▶ _Given exercise_: Go through the listing beneath this task and return every line that carries the string "不过没关系".

▶ _Data shown_:
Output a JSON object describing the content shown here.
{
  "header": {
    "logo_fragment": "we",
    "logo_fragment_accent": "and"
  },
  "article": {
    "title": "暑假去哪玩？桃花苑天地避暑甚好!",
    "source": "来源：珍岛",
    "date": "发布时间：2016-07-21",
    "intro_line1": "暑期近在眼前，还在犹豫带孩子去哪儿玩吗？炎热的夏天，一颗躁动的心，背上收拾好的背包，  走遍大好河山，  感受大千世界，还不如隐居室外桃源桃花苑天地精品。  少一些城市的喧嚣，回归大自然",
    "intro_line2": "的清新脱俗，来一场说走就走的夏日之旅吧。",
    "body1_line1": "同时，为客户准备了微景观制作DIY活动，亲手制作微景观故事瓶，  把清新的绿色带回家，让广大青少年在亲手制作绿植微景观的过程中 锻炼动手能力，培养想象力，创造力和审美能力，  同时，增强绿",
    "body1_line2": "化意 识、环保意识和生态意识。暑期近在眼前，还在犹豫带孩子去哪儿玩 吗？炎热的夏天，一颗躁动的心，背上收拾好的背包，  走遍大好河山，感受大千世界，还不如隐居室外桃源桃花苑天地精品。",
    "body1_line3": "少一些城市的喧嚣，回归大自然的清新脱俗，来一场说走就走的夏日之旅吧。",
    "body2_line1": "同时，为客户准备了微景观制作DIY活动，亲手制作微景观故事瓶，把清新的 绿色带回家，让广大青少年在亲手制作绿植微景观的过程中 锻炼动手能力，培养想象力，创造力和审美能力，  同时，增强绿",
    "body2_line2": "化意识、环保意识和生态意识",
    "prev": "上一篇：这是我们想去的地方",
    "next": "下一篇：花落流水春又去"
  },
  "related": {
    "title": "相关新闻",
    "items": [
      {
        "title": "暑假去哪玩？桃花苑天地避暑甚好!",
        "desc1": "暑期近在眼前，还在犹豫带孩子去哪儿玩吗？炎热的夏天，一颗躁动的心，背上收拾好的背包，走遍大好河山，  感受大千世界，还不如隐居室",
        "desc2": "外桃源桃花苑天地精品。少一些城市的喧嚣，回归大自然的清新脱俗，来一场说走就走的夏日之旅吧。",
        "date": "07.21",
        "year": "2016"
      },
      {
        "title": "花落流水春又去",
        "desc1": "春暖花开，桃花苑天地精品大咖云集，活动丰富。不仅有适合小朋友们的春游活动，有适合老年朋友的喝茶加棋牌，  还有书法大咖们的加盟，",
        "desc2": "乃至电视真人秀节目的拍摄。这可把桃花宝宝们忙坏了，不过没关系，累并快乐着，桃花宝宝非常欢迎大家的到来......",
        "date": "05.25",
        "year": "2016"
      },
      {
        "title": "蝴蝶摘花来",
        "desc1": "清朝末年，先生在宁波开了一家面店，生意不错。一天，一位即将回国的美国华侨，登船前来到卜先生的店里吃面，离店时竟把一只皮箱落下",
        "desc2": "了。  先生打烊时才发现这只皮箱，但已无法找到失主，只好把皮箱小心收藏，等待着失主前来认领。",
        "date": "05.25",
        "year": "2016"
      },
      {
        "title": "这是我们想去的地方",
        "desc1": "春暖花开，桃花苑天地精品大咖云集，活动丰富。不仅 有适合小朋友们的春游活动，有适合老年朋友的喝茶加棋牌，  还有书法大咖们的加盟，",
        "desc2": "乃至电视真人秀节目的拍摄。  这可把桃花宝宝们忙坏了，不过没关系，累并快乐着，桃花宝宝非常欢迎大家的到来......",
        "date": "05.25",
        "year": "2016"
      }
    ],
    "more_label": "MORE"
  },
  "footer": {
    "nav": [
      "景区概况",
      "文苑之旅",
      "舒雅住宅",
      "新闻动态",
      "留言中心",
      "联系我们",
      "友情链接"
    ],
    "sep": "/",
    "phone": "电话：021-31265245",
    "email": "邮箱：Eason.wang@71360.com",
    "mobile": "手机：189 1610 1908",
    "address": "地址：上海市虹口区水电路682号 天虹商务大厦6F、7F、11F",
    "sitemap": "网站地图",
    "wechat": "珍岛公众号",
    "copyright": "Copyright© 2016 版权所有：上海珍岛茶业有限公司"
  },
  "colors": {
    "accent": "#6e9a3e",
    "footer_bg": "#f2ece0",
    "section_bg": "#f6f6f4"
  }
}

▶ _Output below_:
        "desc2": "乃至电视真人秀节目的拍摄。这可把桃花宝宝们忙坏了，不过没关系，累并快乐着，桃花宝宝非常欢迎大家的到来......",
        "desc2": "乃至电视真人秀节目的拍摄。  这可把桃花宝宝们忙坏了，不过没关系，累并快乐着，桃花宝宝非常欢迎大家的到来......",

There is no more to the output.